**What is being asked**
Copy out the material below in full, but not its images.

**Task material**
• • • • •

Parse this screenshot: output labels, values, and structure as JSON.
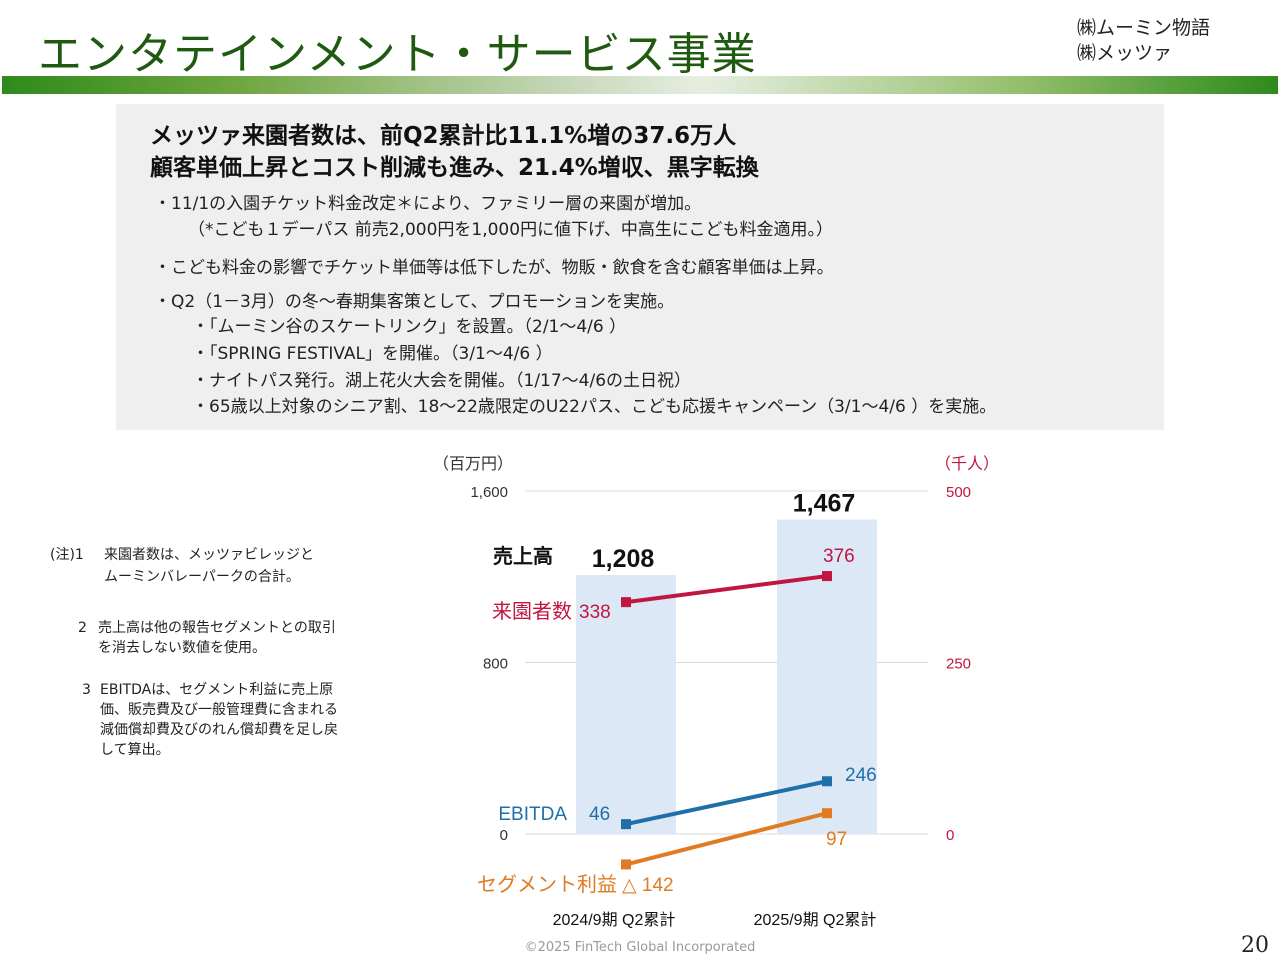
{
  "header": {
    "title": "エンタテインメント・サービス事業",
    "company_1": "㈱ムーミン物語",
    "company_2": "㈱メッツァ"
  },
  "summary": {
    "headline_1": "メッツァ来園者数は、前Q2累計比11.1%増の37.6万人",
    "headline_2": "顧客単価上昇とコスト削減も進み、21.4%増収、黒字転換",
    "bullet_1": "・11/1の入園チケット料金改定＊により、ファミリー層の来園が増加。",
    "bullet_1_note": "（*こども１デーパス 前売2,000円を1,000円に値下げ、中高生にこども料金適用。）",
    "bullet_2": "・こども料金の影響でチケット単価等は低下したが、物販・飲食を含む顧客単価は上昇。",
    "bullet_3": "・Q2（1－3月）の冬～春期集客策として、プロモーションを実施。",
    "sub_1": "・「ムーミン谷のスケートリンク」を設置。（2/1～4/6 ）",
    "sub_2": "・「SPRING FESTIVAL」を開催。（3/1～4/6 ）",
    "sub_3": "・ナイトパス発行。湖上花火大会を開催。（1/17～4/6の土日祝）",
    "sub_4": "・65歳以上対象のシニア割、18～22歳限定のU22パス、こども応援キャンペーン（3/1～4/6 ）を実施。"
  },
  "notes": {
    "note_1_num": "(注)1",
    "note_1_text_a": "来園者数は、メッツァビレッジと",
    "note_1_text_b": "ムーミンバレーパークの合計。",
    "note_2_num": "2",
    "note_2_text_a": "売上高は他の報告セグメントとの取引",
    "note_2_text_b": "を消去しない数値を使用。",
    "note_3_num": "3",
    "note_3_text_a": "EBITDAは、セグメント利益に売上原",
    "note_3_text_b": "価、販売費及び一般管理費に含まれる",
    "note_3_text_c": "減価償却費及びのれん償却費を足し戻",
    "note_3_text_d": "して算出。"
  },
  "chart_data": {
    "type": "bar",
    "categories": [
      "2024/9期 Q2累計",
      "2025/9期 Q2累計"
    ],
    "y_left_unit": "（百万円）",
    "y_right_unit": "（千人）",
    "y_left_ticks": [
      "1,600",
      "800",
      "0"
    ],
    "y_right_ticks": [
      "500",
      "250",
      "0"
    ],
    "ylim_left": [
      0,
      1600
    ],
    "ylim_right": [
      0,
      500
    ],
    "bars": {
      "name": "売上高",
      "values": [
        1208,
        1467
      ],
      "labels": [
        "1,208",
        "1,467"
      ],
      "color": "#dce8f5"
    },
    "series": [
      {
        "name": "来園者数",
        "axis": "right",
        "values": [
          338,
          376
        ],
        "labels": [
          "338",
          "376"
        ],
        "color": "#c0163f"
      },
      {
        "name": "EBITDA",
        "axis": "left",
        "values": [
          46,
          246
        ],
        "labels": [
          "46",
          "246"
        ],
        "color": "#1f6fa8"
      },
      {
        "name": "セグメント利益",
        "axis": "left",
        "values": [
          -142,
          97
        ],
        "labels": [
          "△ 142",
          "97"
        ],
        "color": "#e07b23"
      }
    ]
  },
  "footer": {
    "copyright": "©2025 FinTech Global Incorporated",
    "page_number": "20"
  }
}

• • • • •

**In response**
Parse this screenshot: output labels, values, and structure as JSON.
{
  "header": {
    "title": "エンタテインメント・サービス事業",
    "company_1": "㈱ムーミン物語",
    "company_2": "㈱メッツァ"
  },
  "summary": {
    "headline_1": "メッツァ来園者数は、前Q2累計比11.1%増の37.6万人",
    "headline_2": "顧客単価上昇とコスト削減も進み、21.4%増収、黒字転換",
    "bullet_1": "・11/1の入園チケット料金改定＊により、ファミリー層の来園が増加。",
    "bullet_1_note": "（*こども１デーパス 前売2,000円を1,000円に値下げ、中高生にこども料金適用。）",
    "bullet_2": "・こども料金の影響でチケット単価等は低下したが、物販・飲食を含む顧客単価は上昇。",
    "bullet_3": "・Q2（1－3月）の冬～春期集客策として、プロモーションを実施。",
    "sub_1": "・「ムーミン谷のスケートリンク」を設置。（2/1～4/6 ）",
    "sub_2": "・「SPRING FESTIVAL」を開催。（3/1～4/6 ）",
    "sub_3": "・ナイトパス発行。湖上花火大会を開催。（1/17～4/6の土日祝）",
    "sub_4": "・65歳以上対象のシニア割、18～22歳限定のU22パス、こども応援キャンペーン（3/1～4/6 ）を実施。"
  },
  "notes": {
    "note_1_num": "(注)1",
    "note_1_text_a": "来園者数は、メッツァビレッジと",
    "note_1_text_b": "ムーミンバレーパークの合計。",
    "note_2_num": "2",
    "note_2_text_a": "売上高は他の報告セグメントとの取引",
    "note_2_text_b": "を消去しない数値を使用。",
    "note_3_num": "3",
    "note_3_text_a": "EBITDAは、セグメント利益に売上原",
    "note_3_text_b": "価、販売費及び一般管理費に含まれる",
    "note_3_text_c": "減価償却費及びのれん償却費を足し戻",
    "note_3_text_d": "して算出。"
  },
  "chart_data": {
    "type": "bar",
    "categories": [
      "2024/9期 Q2累計",
      "2025/9期 Q2累計"
    ],
    "y_left_unit": "（百万円）",
    "y_right_unit": "（千人）",
    "y_left_ticks": [
      "1,600",
      "800",
      "0"
    ],
    "y_right_ticks": [
      "500",
      "250",
      "0"
    ],
    "ylim_left": [
      0,
      1600
    ],
    "ylim_right": [
      0,
      500
    ],
    "bars": {
      "name": "売上高",
      "values": [
        1208,
        1467
      ],
      "labels": [
        "1,208",
        "1,467"
      ],
      "color": "#dce8f5"
    },
    "series": [
      {
        "name": "来園者数",
        "axis": "right",
        "values": [
          338,
          376
        ],
        "labels": [
          "338",
          "376"
        ],
        "color": "#c0163f"
      },
      {
        "name": "EBITDA",
        "axis": "left",
        "values": [
          46,
          246
        ],
        "labels": [
          "46",
          "246"
        ],
        "color": "#1f6fa8"
      },
      {
        "name": "セグメント利益",
        "axis": "left",
        "values": [
          -142,
          97
        ],
        "labels": [
          "△ 142",
          "97"
        ],
        "color": "#e07b23"
      }
    ]
  },
  "footer": {
    "copyright": "©2025 FinTech Global Incorporated",
    "page_number": "20"
  }
}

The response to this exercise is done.